*Exercise input*.
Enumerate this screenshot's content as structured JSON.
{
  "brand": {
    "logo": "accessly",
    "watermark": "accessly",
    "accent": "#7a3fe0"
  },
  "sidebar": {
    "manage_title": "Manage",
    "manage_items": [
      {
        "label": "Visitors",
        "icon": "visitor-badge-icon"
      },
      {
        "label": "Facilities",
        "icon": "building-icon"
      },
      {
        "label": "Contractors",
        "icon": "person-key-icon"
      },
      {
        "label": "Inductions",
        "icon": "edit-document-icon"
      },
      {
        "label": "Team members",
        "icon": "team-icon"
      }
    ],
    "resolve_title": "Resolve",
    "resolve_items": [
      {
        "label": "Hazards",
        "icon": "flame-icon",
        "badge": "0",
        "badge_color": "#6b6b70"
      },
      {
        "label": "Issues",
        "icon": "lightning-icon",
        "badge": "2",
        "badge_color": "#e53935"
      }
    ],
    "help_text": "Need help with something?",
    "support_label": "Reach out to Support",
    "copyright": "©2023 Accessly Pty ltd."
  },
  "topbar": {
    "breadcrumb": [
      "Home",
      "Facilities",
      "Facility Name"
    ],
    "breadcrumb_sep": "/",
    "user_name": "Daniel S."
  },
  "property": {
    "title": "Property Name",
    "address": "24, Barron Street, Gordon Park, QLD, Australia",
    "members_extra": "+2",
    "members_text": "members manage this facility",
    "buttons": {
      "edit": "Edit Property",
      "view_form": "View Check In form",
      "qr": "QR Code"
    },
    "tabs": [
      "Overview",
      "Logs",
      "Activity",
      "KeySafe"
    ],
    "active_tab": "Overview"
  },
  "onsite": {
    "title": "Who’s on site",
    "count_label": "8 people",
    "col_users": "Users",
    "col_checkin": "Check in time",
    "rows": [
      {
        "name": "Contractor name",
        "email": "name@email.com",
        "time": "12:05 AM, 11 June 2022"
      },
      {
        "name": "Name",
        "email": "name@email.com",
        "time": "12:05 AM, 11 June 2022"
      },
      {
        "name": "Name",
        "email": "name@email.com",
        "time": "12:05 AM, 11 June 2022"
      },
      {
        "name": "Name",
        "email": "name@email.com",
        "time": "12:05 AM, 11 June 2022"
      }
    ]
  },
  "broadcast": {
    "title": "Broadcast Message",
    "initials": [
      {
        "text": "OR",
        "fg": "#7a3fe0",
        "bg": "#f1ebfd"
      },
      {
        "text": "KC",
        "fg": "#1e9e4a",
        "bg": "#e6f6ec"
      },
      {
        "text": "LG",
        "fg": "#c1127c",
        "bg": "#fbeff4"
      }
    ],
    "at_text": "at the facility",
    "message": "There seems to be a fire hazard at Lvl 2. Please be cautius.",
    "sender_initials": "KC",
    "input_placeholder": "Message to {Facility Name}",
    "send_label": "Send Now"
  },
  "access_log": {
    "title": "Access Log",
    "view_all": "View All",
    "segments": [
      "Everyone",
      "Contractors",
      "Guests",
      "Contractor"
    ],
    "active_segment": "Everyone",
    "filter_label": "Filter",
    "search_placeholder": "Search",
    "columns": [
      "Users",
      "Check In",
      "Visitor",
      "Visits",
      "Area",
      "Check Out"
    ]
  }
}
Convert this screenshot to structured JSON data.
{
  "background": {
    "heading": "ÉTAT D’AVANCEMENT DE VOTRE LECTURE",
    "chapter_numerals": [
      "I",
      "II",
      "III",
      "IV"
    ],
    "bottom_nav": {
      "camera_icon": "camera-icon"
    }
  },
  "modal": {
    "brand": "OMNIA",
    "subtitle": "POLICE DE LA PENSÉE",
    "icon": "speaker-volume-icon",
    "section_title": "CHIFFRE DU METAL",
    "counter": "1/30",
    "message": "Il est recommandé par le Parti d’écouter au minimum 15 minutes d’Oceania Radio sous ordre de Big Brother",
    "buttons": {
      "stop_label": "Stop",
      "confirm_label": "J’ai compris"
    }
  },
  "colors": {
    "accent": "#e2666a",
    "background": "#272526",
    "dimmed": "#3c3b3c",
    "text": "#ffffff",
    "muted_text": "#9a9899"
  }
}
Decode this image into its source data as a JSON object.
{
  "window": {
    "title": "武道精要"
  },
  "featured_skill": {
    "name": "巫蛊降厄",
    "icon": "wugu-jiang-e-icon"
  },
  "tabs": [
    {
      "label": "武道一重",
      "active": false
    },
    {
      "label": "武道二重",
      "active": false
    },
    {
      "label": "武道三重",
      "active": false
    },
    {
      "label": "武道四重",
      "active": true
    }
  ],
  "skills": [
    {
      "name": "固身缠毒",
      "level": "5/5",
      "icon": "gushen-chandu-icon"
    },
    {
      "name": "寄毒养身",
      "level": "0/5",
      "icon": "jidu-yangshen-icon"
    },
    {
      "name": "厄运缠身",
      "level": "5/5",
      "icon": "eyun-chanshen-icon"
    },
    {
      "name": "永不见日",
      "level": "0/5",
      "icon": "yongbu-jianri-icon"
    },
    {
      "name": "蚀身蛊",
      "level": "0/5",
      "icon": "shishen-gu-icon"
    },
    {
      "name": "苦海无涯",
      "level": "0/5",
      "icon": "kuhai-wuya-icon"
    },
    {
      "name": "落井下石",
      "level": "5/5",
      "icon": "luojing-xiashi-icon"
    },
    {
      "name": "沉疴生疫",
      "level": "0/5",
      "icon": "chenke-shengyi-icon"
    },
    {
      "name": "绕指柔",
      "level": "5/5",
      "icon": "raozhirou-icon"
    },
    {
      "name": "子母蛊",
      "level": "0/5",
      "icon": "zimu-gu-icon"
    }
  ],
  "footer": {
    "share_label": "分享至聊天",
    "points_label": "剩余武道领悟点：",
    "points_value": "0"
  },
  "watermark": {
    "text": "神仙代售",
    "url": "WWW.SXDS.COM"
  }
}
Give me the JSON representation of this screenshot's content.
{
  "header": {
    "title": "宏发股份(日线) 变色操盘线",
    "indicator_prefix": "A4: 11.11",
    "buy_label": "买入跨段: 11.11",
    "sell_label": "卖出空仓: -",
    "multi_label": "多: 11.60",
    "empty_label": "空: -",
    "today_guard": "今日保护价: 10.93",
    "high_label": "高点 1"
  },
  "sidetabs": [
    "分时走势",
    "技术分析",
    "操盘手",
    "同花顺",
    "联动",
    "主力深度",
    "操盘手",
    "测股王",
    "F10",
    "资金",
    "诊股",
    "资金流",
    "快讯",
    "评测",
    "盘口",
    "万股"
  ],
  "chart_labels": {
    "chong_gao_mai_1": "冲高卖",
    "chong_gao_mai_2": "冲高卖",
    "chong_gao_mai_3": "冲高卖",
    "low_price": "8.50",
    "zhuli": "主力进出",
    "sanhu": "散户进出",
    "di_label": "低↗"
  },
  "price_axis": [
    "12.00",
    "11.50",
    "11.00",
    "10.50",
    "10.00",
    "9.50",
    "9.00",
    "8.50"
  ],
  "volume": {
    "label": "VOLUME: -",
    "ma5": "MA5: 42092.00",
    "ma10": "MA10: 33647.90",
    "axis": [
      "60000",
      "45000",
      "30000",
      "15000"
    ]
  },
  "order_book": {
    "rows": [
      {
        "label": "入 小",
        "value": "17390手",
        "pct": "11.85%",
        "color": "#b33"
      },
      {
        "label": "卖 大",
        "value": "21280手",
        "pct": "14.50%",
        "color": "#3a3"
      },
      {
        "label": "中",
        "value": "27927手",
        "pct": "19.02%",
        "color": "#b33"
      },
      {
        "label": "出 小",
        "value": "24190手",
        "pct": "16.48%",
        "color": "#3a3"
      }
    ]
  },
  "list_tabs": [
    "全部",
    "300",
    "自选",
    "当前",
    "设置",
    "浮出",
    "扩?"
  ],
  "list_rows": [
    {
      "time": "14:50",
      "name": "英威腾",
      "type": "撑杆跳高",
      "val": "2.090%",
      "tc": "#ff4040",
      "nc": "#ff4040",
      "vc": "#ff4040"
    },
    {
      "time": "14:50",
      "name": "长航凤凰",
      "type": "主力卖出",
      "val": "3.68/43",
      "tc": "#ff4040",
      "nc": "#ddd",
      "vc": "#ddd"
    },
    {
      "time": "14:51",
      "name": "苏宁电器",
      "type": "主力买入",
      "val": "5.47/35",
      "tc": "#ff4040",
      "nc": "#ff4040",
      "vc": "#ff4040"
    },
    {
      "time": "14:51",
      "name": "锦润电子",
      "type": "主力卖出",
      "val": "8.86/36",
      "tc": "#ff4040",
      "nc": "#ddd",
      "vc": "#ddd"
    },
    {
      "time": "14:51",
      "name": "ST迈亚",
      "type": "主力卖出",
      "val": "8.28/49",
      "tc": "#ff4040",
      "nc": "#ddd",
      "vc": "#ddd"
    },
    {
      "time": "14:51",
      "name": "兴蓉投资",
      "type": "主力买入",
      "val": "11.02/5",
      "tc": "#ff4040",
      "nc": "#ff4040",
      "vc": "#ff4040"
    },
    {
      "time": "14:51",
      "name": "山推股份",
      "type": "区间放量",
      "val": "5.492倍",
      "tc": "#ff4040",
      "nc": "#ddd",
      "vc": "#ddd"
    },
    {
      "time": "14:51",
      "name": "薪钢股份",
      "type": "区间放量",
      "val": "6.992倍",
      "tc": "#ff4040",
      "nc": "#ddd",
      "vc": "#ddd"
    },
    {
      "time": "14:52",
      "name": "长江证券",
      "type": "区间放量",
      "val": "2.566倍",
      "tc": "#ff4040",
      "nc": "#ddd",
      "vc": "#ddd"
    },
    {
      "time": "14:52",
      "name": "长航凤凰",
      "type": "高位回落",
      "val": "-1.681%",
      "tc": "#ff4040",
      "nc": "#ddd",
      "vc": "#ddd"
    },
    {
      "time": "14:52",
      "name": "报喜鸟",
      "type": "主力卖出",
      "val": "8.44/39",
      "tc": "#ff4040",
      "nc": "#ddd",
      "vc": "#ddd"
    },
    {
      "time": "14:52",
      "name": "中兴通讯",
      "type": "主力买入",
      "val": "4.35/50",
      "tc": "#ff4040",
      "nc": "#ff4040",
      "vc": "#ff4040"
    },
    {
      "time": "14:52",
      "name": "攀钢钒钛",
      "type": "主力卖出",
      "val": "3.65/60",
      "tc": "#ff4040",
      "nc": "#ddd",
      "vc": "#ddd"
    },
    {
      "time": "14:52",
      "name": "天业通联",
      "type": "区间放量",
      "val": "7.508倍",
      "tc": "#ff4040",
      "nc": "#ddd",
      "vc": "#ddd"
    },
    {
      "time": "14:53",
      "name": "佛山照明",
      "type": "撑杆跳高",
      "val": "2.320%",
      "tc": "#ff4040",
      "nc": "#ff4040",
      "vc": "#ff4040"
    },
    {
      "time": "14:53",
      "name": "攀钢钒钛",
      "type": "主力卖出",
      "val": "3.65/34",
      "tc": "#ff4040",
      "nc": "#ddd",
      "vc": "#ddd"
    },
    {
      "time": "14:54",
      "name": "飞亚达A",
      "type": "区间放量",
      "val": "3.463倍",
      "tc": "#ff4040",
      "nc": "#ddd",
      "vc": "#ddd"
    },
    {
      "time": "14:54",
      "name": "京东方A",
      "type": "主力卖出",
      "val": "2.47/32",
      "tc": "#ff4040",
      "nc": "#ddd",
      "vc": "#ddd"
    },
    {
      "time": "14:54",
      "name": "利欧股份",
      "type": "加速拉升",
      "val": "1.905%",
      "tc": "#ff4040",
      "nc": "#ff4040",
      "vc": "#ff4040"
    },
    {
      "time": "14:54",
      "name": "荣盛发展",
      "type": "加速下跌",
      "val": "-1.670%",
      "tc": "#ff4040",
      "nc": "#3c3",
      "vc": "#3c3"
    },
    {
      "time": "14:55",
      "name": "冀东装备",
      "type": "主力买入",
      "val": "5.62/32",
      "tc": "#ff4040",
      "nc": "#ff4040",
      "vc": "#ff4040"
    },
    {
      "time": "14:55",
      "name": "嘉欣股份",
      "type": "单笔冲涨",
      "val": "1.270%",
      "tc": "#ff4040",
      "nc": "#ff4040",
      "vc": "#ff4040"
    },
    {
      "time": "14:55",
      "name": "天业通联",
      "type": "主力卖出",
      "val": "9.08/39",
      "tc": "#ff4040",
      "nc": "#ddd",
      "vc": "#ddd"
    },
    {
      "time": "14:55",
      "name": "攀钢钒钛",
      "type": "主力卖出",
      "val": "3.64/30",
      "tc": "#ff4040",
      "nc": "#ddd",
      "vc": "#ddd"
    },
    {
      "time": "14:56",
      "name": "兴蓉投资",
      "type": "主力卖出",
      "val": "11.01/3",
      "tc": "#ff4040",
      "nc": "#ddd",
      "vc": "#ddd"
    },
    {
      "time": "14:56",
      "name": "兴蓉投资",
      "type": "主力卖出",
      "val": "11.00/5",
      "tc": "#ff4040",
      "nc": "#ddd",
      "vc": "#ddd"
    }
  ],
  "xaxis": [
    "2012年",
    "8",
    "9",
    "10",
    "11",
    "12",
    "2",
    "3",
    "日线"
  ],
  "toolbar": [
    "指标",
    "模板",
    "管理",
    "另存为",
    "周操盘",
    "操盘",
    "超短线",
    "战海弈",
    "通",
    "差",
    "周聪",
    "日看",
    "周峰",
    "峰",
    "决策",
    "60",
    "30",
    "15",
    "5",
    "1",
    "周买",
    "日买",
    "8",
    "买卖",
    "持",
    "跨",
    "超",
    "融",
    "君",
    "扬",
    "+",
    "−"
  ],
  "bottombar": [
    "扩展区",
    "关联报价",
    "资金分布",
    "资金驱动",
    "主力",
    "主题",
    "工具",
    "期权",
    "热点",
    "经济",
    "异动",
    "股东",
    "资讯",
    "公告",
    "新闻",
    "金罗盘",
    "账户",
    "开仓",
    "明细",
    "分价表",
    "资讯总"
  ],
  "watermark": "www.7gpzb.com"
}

*Instructions to follow*. Copy out each line of the material that holds the word "watermark".

*Result of this task*.
    "watermark": "accessly",
  "watermark": {
  "watermark": "www.7gpzb.com"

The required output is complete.